AIM: Print all the entries verbatim.
*** INFORMATION SUPPLIED ***
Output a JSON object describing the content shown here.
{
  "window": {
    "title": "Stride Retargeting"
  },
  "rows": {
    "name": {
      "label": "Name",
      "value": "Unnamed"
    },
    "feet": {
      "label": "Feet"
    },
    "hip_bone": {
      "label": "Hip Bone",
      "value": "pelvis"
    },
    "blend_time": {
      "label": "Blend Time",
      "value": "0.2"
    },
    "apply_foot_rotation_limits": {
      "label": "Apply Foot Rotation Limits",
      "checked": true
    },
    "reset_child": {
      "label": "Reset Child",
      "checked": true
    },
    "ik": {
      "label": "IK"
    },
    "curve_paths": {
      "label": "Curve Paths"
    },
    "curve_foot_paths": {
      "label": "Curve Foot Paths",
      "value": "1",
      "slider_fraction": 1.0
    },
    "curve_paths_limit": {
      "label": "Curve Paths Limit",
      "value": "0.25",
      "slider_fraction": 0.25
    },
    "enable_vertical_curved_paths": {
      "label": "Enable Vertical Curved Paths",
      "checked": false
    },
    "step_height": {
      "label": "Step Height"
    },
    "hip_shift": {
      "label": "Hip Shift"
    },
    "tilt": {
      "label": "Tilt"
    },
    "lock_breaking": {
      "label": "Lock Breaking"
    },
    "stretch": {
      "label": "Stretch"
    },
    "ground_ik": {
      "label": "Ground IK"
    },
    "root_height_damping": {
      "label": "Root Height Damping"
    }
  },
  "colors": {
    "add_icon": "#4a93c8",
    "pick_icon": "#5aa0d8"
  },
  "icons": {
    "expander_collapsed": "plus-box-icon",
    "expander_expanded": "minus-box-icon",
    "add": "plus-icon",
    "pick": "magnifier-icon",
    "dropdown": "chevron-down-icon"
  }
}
***
SOLUTION:
Output a JSON object describing the content shown here.
{
  "window": {
    "title": "Stride Retargeting"
  },
  "rows": {
    "name": {
      "label": "Name",
      "value": "Unnamed"
    },
    "feet": {
      "label": "Feet"
    },
    "hip_bone": {
      "label": "Hip Bone",
      "value": "pelvis"
    },
    "blend_time": {
      "label": "Blend Time",
      "value": "0.2"
    },
    "apply_foot_rotation_limits": {
      "label": "Apply Foot Rotation Limits",
      "checked": true
    },
    "reset_child": {
      "label": "Reset Child",
      "checked": true
    },
    "ik": {
      "label": "IK"
    },
    "curve_paths": {
      "label": "Curve Paths"
    },
    "curve_foot_paths": {
      "label": "Curve Foot Paths",
      "value": "1",
      "slider_fraction": 1.0
    },
    "curve_paths_limit": {
      "label": "Curve Paths Limit",
      "value": "0.25",
      "slider_fraction": 0.25
    },
    "enable_vertical_curved_paths": {
      "label": "Enable Vertical Curved Paths",
      "checked": false
    },
    "step_height": {
      "label": "Step Height"
    },
    "hip_shift": {
      "label": "Hip Shift"
    },
    "tilt": {
      "label": "Tilt"
    },
    "lock_breaking": {
      "label": "Lock Breaking"
    },
    "stretch": {
      "label": "Stretch"
    },
    "ground_ik": {
      "label": "Ground IK"
    },
    "root_height_damping": {
      "label": "Root Height Damping"
    }
  },
  "colors": {
    "add_icon": "#4a93c8",
    "pick_icon": "#5aa0d8"
  },
  "icons": {
    "expander_collapsed": "plus-box-icon",
    "expander_expanded": "minus-box-icon",
    "add": "plus-icon",
    "pick": "magnifier-icon",
    "dropdown": "chevron-down-icon"
  }
}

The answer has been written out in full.